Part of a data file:
::::

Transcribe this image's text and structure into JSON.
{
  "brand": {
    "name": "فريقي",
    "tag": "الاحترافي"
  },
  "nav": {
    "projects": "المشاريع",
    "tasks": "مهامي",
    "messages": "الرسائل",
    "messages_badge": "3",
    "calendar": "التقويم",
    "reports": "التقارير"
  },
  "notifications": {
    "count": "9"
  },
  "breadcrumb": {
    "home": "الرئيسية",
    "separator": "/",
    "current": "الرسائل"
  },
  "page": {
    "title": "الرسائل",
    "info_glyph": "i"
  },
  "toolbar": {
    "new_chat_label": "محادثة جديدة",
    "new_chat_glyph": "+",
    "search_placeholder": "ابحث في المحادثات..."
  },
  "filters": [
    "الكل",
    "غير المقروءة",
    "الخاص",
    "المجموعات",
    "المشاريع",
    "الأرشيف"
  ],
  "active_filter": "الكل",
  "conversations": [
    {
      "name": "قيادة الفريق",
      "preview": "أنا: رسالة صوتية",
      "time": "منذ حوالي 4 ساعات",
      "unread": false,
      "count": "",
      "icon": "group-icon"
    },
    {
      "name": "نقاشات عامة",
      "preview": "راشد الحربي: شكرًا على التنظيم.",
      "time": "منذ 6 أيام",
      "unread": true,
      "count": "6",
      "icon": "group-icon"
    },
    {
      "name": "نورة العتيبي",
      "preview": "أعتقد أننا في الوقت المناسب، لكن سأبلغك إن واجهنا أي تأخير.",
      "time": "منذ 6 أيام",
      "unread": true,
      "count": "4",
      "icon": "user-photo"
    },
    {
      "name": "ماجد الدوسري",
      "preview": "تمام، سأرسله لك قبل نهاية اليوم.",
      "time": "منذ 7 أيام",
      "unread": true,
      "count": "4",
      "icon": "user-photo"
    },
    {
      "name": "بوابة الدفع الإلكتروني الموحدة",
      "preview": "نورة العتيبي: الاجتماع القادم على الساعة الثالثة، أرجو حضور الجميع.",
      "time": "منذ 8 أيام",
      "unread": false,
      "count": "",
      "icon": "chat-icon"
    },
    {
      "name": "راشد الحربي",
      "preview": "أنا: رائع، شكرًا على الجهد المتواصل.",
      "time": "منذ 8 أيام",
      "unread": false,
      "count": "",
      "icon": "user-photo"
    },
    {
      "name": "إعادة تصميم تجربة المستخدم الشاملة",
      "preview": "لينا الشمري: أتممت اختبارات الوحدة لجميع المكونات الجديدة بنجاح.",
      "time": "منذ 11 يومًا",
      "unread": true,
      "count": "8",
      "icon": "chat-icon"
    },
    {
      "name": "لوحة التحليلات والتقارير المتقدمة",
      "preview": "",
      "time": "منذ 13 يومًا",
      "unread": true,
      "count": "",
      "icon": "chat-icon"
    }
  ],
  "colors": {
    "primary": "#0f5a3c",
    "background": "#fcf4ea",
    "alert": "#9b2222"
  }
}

::::

=== Directions ===
Your task is to repeat every line exactly.

=== Right answer ===
Transcribe this image's text and structure into JSON.
{
  "brand": {
    "name": "فريقي",
    "tag": "الاحترافي"
  },
  "nav": {
    "projects": "المشاريع",
    "tasks": "مهامي",
    "messages": "الرسائل",
    "messages_badge": "3",
    "calendar": "التقويم",
    "reports": "التقارير"
  },
  "notifications": {
    "count": "9"
  },
  "breadcrumb": {
    "home": "الرئيسية",
    "separator": "/",
    "current": "الرسائل"
  },
  "page": {
    "title": "الرسائل",
    "info_glyph": "i"
  },
  "toolbar": {
    "new_chat_label": "محادثة جديدة",
    "new_chat_glyph": "+",
    "search_placeholder": "ابحث في المحادثات..."
  },
  "filters": [
    "الكل",
    "غير المقروءة",
    "الخاص",
    "المجموعات",
    "المشاريع",
    "الأرشيف"
  ],
  "active_filter": "الكل",
  "conversations": [
    {
      "name": "قيادة الفريق",
      "preview": "أنا: رسالة صوتية",
      "time": "منذ حوالي 4 ساعات",
      "unread": false,
      "count": "",
      "icon": "group-icon"
    },
    {
      "name": "نقاشات عامة",
      "preview": "راشد الحربي: شكرًا على التنظيم.",
      "time": "منذ 6 أيام",
      "unread": true,
      "count": "6",
      "icon": "group-icon"
    },
    {
      "name": "نورة العتيبي",
      "preview": "أعتقد أننا في الوقت المناسب، لكن سأبلغك إن واجهنا أي تأخير.",
      "time": "منذ 6 أيام",
      "unread": true,
      "count": "4",
      "icon": "user-photo"
    },
    {
      "name": "ماجد الدوسري",
      "preview": "تمام، سأرسله لك قبل نهاية اليوم.",
      "time": "منذ 7 أيام",
      "unread": true,
      "count": "4",
      "icon": "user-photo"
    },
    {
      "name": "بوابة الدفع الإلكتروني الموحدة",
      "preview": "نورة العتيبي: الاجتماع القادم على الساعة الثالثة، أرجو حضور الجميع.",
      "time": "منذ 8 أيام",
      "unread": false,
      "count": "",
      "icon": "chat-icon"
    },
    {
      "name": "راشد الحربي",
      "preview": "أنا: رائع، شكرًا على الجهد المتواصل.",
      "time": "منذ 8 أيام",
      "unread": false,
      "count": "",
      "icon": "user-photo"
    },
    {
      "name": "إعادة تصميم تجربة المستخدم الشاملة",
      "preview": "لينا الشمري: أتممت اختبارات الوحدة لجميع المكونات الجديدة بنجاح.",
      "time": "منذ 11 يومًا",
      "unread": true,
      "count": "8",
      "icon": "chat-icon"
    },
    {
      "name": "لوحة التحليلات والتقارير المتقدمة",
      "preview": "",
      "time": "منذ 13 يومًا",
      "unread": true,
      "count": "",
      "icon": "chat-icon"
    }
  ],
  "colors": {
    "primary": "#0f5a3c",
    "background": "#fcf4ea",
    "alert": "#9b2222"
  }
}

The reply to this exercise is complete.